__Saved entries__

* * * * *

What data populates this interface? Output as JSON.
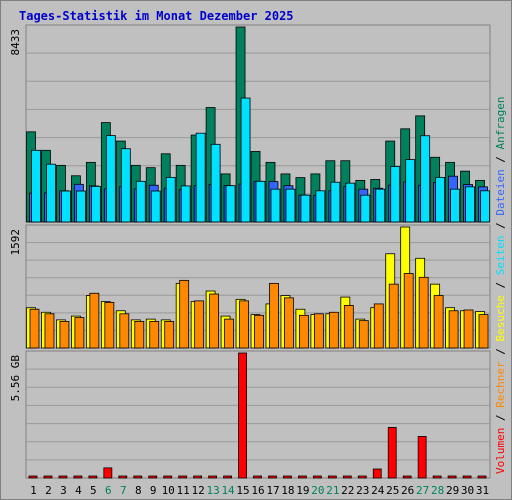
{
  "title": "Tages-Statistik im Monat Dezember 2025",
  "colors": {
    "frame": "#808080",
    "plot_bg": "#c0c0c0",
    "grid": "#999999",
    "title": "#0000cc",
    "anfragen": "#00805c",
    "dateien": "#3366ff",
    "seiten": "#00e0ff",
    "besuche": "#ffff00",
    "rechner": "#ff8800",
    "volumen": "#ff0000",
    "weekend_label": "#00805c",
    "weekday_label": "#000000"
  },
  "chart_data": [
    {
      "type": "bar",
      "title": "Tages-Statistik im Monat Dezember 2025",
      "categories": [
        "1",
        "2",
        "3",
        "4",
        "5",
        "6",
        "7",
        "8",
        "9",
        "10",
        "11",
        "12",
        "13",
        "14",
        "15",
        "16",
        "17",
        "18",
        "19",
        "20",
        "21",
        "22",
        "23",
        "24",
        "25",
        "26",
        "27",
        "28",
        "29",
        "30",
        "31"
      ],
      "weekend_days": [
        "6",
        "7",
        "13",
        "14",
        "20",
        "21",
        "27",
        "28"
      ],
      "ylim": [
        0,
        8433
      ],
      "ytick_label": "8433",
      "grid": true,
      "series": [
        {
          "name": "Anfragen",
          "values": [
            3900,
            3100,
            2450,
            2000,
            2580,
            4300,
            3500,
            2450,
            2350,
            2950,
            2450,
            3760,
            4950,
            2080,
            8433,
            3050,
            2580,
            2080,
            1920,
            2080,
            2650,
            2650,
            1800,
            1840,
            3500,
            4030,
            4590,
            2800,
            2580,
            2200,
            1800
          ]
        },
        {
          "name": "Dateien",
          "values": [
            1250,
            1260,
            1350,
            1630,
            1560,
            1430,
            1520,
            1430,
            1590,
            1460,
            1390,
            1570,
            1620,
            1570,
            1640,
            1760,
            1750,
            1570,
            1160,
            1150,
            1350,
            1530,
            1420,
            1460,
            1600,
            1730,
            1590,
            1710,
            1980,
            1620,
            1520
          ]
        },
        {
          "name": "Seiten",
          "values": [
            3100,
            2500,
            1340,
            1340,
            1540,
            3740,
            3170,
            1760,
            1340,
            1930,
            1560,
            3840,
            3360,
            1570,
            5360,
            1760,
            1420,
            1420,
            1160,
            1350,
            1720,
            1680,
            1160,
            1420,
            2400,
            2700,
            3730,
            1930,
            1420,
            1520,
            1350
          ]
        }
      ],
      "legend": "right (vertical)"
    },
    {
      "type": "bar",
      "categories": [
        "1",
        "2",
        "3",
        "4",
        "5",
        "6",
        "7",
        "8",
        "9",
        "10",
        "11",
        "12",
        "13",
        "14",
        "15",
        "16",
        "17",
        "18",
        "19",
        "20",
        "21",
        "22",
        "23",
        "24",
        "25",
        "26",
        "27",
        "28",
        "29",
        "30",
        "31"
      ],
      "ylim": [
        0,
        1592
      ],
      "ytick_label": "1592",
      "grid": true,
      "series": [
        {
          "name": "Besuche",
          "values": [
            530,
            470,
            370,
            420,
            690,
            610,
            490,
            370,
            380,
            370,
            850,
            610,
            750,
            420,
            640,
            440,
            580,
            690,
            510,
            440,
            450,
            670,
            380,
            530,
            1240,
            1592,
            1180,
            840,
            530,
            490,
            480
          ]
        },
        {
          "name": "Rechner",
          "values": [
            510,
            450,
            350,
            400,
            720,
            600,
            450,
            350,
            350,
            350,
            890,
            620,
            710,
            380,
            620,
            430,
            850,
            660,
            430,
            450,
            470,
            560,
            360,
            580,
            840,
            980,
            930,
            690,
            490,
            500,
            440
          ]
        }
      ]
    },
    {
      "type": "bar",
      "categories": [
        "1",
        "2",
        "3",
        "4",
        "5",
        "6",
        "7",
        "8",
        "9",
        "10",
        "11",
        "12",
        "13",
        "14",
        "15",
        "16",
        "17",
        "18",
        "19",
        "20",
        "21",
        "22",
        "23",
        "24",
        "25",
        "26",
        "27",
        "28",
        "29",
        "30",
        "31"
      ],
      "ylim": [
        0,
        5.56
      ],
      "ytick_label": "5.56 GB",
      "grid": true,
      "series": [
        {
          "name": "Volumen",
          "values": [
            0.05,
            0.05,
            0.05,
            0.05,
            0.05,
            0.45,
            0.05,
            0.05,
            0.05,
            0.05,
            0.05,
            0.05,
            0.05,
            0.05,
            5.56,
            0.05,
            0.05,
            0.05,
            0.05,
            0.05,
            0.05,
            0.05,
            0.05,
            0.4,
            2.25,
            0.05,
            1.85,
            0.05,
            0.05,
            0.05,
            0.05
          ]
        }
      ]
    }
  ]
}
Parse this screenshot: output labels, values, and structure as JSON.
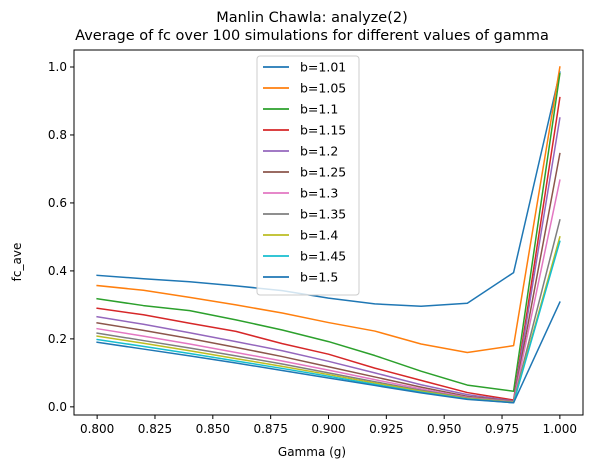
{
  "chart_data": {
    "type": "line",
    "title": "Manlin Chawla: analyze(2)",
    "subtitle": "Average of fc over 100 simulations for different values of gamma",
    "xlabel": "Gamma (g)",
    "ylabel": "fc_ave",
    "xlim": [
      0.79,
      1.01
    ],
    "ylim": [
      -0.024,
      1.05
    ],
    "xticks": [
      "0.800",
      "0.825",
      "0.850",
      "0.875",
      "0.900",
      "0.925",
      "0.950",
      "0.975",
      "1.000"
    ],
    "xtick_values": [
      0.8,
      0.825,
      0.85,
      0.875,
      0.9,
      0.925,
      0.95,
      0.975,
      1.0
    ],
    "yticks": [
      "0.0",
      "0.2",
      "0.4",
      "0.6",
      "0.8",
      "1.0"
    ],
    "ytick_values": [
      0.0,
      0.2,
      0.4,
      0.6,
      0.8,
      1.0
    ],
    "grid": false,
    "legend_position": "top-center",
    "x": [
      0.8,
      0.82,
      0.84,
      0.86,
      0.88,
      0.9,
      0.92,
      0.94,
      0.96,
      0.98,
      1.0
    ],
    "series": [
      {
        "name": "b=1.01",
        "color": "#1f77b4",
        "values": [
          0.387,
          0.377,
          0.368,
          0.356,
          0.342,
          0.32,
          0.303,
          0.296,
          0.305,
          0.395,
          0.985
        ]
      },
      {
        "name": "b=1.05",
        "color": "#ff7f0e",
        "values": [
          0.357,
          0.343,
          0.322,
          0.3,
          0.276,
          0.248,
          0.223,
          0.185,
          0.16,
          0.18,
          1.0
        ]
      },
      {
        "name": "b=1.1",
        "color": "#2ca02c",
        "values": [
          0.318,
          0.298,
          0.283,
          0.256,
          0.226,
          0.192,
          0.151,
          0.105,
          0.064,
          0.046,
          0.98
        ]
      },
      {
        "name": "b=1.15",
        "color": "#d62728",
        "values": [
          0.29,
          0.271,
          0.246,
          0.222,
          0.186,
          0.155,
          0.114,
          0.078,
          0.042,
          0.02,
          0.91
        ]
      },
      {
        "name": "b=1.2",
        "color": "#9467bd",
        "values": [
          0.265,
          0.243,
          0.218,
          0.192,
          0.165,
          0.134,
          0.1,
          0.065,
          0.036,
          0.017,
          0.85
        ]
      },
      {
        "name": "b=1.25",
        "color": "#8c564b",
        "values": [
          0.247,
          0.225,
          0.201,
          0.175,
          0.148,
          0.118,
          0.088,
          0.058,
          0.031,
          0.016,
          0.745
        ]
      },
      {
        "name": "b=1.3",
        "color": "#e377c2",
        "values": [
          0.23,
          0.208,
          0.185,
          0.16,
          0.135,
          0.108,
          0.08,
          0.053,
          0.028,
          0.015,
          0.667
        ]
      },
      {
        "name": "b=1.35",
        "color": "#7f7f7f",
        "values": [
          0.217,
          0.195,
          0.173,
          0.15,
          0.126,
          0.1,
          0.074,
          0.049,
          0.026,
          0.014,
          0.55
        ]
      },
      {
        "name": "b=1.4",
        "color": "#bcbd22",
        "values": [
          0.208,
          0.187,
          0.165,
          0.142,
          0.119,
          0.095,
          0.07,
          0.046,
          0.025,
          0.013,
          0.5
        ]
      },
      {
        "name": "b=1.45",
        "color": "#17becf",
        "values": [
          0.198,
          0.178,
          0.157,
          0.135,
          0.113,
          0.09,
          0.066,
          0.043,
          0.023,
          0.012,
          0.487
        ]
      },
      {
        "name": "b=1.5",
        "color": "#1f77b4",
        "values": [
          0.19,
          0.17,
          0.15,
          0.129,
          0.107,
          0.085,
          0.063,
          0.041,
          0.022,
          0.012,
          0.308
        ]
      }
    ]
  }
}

* * * * *

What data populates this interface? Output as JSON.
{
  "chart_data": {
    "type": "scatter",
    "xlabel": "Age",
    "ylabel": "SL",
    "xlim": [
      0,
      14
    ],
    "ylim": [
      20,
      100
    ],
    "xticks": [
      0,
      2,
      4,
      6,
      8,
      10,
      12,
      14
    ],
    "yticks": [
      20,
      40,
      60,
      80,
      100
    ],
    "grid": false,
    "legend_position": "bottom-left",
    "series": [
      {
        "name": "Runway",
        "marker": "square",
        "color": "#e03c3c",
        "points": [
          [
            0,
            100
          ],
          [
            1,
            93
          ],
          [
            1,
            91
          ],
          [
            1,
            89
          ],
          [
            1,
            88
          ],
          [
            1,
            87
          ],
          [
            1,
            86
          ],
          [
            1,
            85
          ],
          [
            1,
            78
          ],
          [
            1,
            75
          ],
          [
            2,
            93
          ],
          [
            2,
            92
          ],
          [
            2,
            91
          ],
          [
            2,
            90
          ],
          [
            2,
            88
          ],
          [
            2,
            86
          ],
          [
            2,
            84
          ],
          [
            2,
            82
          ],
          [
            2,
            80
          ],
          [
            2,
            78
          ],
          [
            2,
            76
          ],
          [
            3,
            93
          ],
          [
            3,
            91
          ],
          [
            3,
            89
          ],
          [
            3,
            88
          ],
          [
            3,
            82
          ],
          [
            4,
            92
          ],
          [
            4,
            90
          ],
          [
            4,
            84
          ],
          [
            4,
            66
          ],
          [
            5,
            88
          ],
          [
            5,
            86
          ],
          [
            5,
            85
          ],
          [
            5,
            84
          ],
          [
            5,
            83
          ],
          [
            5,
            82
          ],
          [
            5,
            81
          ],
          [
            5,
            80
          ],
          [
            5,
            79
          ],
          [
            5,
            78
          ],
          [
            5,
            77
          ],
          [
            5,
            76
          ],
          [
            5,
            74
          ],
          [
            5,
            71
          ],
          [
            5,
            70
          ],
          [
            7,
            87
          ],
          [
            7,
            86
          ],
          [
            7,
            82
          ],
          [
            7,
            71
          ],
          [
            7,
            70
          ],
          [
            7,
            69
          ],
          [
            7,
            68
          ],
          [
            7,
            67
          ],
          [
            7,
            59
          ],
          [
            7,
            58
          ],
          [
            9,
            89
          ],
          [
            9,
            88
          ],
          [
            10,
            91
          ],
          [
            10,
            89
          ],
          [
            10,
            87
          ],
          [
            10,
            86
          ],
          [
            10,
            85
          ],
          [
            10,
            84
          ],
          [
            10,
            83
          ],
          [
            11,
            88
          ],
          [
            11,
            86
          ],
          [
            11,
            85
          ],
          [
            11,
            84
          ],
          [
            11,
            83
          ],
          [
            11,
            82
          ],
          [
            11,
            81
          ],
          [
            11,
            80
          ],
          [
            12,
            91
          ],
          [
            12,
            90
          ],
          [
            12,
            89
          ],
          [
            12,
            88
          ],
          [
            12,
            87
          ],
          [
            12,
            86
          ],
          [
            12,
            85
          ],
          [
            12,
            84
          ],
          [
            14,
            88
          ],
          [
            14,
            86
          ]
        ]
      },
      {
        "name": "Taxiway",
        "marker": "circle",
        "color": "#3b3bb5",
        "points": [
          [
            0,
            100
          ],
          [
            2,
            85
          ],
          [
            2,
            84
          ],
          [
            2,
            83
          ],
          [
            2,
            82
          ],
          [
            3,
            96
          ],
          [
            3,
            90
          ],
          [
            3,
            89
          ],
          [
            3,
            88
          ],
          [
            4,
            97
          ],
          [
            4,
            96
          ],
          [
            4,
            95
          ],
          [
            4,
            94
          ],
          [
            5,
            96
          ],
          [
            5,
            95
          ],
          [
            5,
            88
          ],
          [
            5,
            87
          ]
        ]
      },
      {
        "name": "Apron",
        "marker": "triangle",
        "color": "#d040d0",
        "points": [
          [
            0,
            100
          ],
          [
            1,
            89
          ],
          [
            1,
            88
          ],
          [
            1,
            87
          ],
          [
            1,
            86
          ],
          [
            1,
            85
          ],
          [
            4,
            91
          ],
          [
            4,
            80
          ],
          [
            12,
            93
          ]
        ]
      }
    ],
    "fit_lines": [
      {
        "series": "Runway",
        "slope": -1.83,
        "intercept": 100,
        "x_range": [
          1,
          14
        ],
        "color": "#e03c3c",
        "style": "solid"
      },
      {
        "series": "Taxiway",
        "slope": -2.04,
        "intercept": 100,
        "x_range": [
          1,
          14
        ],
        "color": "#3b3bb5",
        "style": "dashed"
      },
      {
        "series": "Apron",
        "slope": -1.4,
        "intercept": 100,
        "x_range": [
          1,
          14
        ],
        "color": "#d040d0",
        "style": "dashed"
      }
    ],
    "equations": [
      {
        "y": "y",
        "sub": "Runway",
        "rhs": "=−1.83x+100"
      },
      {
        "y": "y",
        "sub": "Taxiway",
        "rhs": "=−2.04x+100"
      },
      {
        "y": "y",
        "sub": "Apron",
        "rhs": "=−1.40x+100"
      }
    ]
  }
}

* * * * *

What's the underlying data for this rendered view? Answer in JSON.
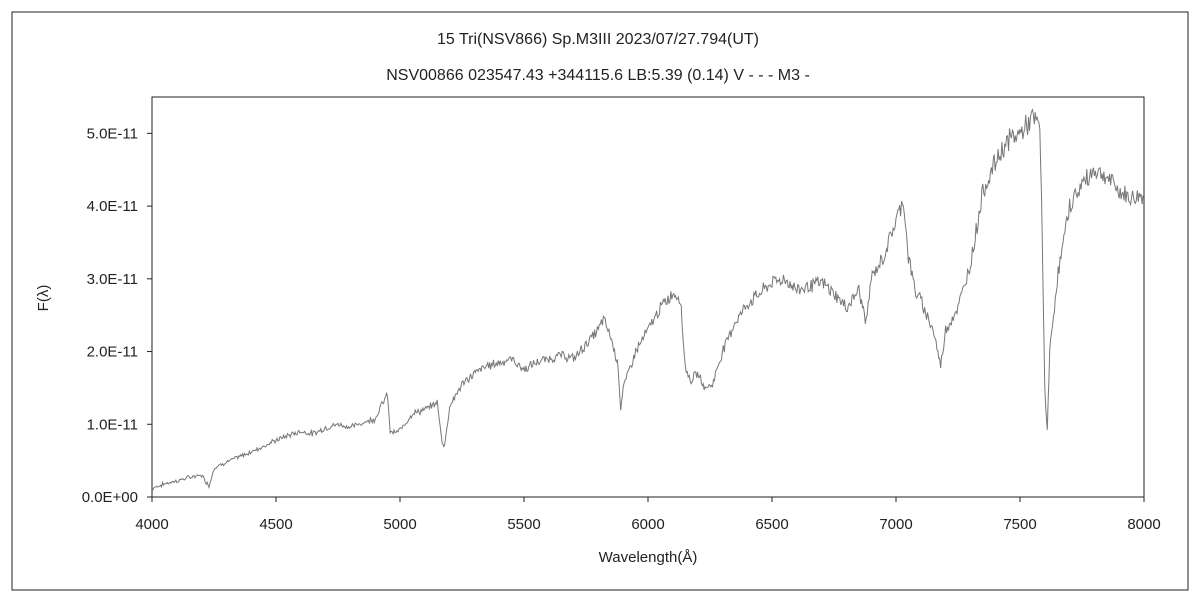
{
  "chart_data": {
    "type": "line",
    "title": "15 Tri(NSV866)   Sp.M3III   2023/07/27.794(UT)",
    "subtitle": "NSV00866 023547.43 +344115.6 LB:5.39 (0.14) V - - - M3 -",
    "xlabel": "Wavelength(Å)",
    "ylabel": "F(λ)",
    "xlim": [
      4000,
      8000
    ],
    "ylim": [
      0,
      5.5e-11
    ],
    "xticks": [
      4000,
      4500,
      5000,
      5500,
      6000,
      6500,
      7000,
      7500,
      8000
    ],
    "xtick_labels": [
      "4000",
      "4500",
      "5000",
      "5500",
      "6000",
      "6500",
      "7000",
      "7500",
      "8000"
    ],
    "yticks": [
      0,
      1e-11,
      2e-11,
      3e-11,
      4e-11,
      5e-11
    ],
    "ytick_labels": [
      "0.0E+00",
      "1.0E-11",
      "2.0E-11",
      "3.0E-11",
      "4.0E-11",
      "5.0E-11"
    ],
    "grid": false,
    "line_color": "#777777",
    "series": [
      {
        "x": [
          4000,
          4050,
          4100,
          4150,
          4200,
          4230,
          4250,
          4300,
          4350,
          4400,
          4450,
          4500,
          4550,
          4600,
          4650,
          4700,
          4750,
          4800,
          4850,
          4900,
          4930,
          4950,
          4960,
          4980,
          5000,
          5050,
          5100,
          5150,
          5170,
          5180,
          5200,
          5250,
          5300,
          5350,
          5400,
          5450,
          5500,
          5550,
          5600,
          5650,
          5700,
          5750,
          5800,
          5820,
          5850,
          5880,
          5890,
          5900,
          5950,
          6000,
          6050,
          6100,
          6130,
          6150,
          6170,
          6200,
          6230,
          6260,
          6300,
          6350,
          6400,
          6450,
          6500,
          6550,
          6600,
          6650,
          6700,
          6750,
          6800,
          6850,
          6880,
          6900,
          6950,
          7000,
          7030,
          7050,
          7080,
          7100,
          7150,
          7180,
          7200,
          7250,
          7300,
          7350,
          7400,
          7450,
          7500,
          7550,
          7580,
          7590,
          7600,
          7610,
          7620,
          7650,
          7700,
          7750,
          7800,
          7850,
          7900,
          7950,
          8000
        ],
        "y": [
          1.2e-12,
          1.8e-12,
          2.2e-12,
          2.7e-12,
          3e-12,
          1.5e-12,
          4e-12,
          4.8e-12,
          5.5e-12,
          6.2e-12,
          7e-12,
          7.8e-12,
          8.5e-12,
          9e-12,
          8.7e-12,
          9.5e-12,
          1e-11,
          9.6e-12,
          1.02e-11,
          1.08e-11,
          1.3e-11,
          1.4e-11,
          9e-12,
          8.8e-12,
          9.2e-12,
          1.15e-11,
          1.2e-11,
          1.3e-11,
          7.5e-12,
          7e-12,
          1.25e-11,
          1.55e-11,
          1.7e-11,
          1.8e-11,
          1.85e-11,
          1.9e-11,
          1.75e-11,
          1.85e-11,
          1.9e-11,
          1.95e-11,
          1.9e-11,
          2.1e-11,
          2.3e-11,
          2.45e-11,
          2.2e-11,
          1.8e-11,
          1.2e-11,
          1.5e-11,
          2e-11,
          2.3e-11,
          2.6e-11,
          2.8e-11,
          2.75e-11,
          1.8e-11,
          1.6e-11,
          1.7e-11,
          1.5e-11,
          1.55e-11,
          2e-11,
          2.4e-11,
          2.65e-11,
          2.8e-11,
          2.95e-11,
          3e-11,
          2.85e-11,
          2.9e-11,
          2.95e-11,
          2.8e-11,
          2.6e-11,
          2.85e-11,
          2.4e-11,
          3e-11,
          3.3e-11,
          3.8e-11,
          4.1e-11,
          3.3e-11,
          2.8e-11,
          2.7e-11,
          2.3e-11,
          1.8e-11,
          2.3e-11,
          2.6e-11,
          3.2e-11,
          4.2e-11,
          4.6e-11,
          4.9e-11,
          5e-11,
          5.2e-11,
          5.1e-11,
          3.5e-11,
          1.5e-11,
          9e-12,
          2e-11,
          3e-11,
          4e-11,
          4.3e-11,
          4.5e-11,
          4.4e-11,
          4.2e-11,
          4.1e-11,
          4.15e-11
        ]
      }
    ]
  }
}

* * * * *

Gather all the lines that include the word "xlabel" and copy them out.

__Result of the exercise__
    "xlabel": "Gamma (g)",
    "xlabel": "Age",
    "xlabel": "Wavelength(Å)",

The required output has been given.